Job ▸ Write out all lines holding the word "пересекает".
** START Information provided **
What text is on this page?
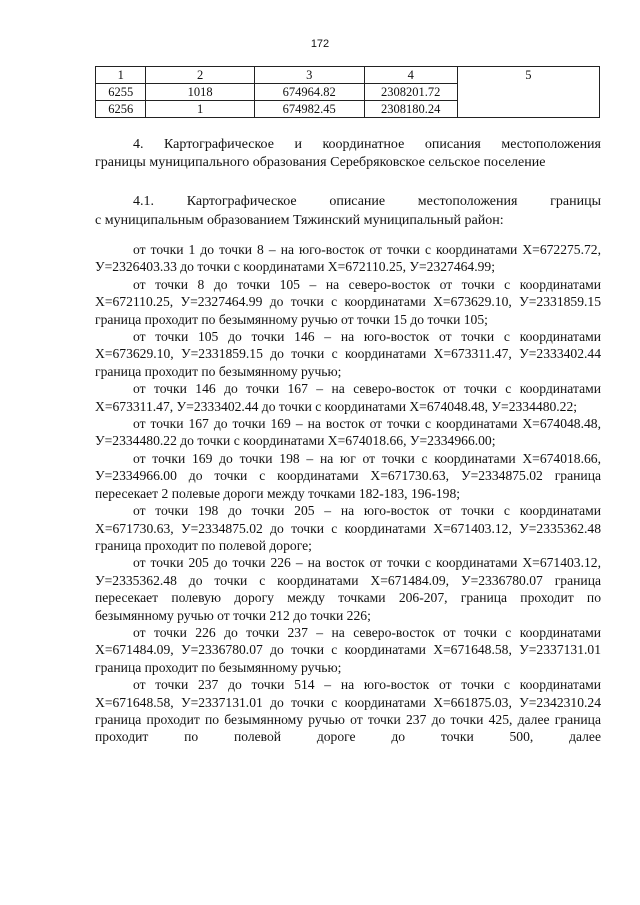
172
1	2	3	4	5
6255	1018	674964.82	2308201.72	
6256	1	674982.45	2308180.24	
4. Картографическое и координатное описания местоположения
границы муниципального образования Серебряковское сельское поселение
4.1. Картографическое описание местоположения границы
с муниципальным образованием Тяжинский муниципальный район:

от точки 1 до точки 8 – на юго-восток от точки с координатами X=672275.72, У=2326403.33 до точки с координатами X=672110.25, У=2327464.99;

от точки 8 до точки 105 – на северо-восток от точки с координатами X=672110.25, У=2327464.99 до точки с координатами X=673629.10, У=2331859.15 граница проходит по безымянному ручью от точки 15 до точки 105;

от точки 105 до точки 146 – на юго-восток от точки с координатами X=673629.10, У=2331859.15 до точки с координатами X=673311.47, У=2333402.44 граница проходит по безымянному ручью;

от точки 146 до точки 167 – на северо-восток от точки с координатами X=673311.47, У=2333402.44 до точки с координатами X=674048.48, У=2334480.22;

от точки 167 до точки 169 – на восток от точки с координатами X=674048.48, У=2334480.22 до точки с координатами X=674018.66, У=2334966.00;

от точки 169 до точки 198 – на юг от точки с координатами X=674018.66, У=2334966.00 до точки с координатами X=671730.63, У=2334875.02 граница пересекает 2 полевые дороги между точками 182-183, 196-198;

от точки 198 до точки 205 – на юго-восток от точки с координатами X=671730.63, У=2334875.02 до точки с координатами X=671403.12, У=2335362.48 граница проходит по полевой дороге;

от точки 205 до точки 226 – на восток от точки с координатами X=671403.12, У=2335362.48 до точки с координатами X=671484.09, У=2336780.07 граница пересекает полевую дорогу между точками 206-207, граница проходит по безымянному ручью от точки 212 до точки 226;

от точки 226 до точки 237 – на северо-восток от точки с координатами X=671484.09, У=2336780.07 до точки с координатами X=671648.58, У=2337131.01 граница проходит по безымянному ручью;

от точки 237 до точки 514 – на юго-восток от точки с координатами X=671648.58, У=2337131.01 до точки с координатами X=661875.03, У=2342310.24 граница проходит по безымянному ручью от точки 237 до точки 425, далее граница проходит по полевой дороге до точки 500, далее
** END Information provided **
Response to this exercise ▸
от точки 169 до точки 198 – на юг от точки с координатами X=674018.66, У=2334966.00 до точки с координатами X=671730.63, У=2334875.02 граница пересекает 2 полевые дороги между точками 182-183, 196-198;
от точки 205 до точки 226 – на восток от точки с координатами X=671403.12, У=2335362.48 до точки с координатами X=671484.09, У=2336780.07 граница пересекает полевую дорогу между точками 206-207, граница проходит по безымянному ручью от точки 212 до точки 226;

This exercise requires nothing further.